■ **THE REQUEST**
Read the lines that follow and pick out every one containing the word "保留现状".

■ **INPUT FOR THIS TASK**
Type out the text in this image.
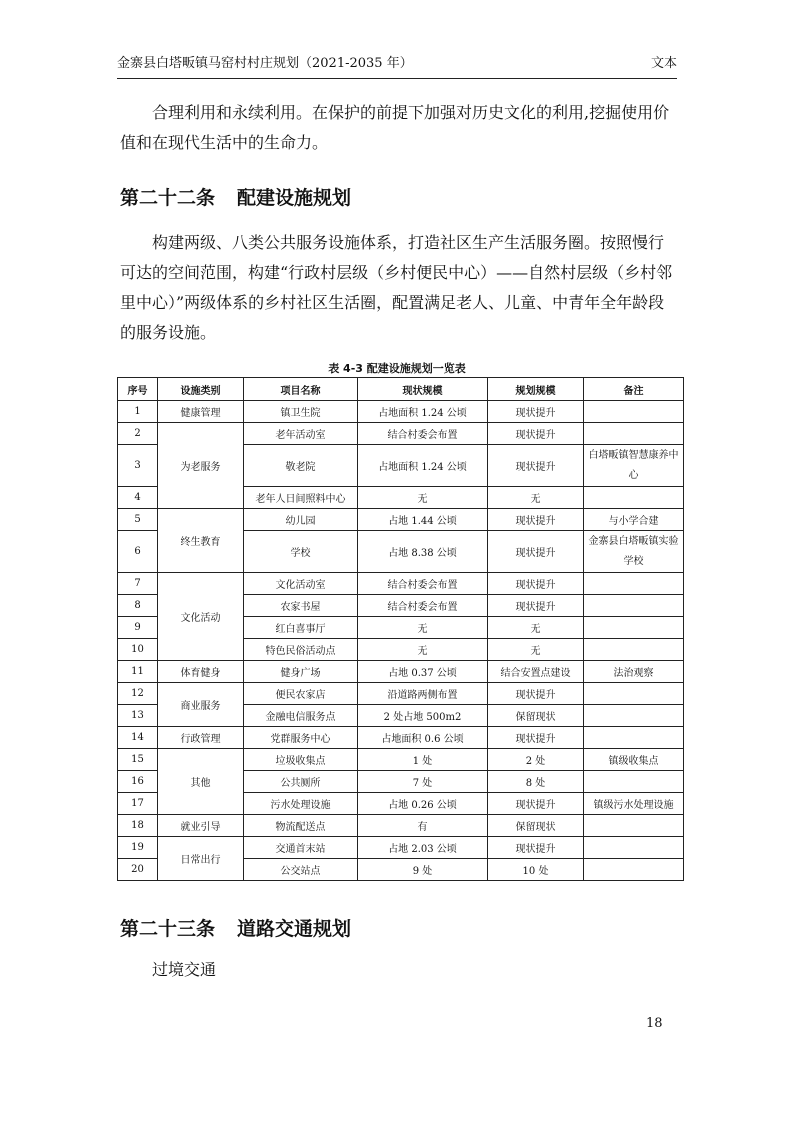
金寨县白塔畈镇马窑村村庄规划（2021-2035 年）	文本

合理利用和永续利用。在保护的前提下加强对历史文化的利用,挖掘使用价值和在现代生活中的生命力。

第二十二条 配建设施规划

构建两级、八类公共服务设施体系，打造社区生产生活服务圈。按照慢行可达的空间范围，构建“行政村层级（乡村便民中心）——自然村层级（乡村邻里中心）”两级体系的乡村社区生活圈，配置满足老人、儿童、中青年全年龄段的服务设施。

表 4-3 配建设施规划一览表
序号	设施类别	项目名称	现状规模	规划规模	备注
1	健康管理	镇卫生院	占地面积 1.24 公顷	现状提升	
2	为老服务	老年活动室	结合村委会布置	现状提升	
3		敬老院	占地面积 1.24 公顷	现状提升	白塔畈镇智慧康养中心
4		老年人日间照料中心	无	无	
5	终生教育	幼儿园	占地 1.44 公顷	现状提升	与小学合建
6		学校	占地 8.38 公顷	现状提升	金寨县白塔畈镇实验学校
7	文化活动	文化活动室	结合村委会布置	现状提升	
8		农家书屋	结合村委会布置	现状提升	
9		红白喜事厅	无	无	
10		特色民俗活动点	无	无	
11	体育健身	健身广场	占地 0.37 公顷	结合安置点建设	法治观察
12	商业服务	便民农家店	沿道路两侧布置	现状提升	
13		金融电信服务点	2 处占地 500m2	保留现状	
14	行政管理	党群服务中心	占地面积 0.6 公顷	现状提升	
15	其他	垃圾收集点	1 处	2 处	镇级收集点
16		公共厕所	7 处	8 处	
17		污水处理设施	占地 0.26 公顷	现状提升	镇级污水处理设施
18	就业引导	物流配送点	有	保留现状	
19	日常出行	交通首末站	占地 2.03 公顷	现状提升	
20		公交站点	9 处	10 处	
第二十三条 道路交通规划

过境交通

18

■ **TASK RESPONSE**
13		金融电信服务点	2 处占地 500m2	保留现状	
18	就业引导	物流配送点	有	保留现状	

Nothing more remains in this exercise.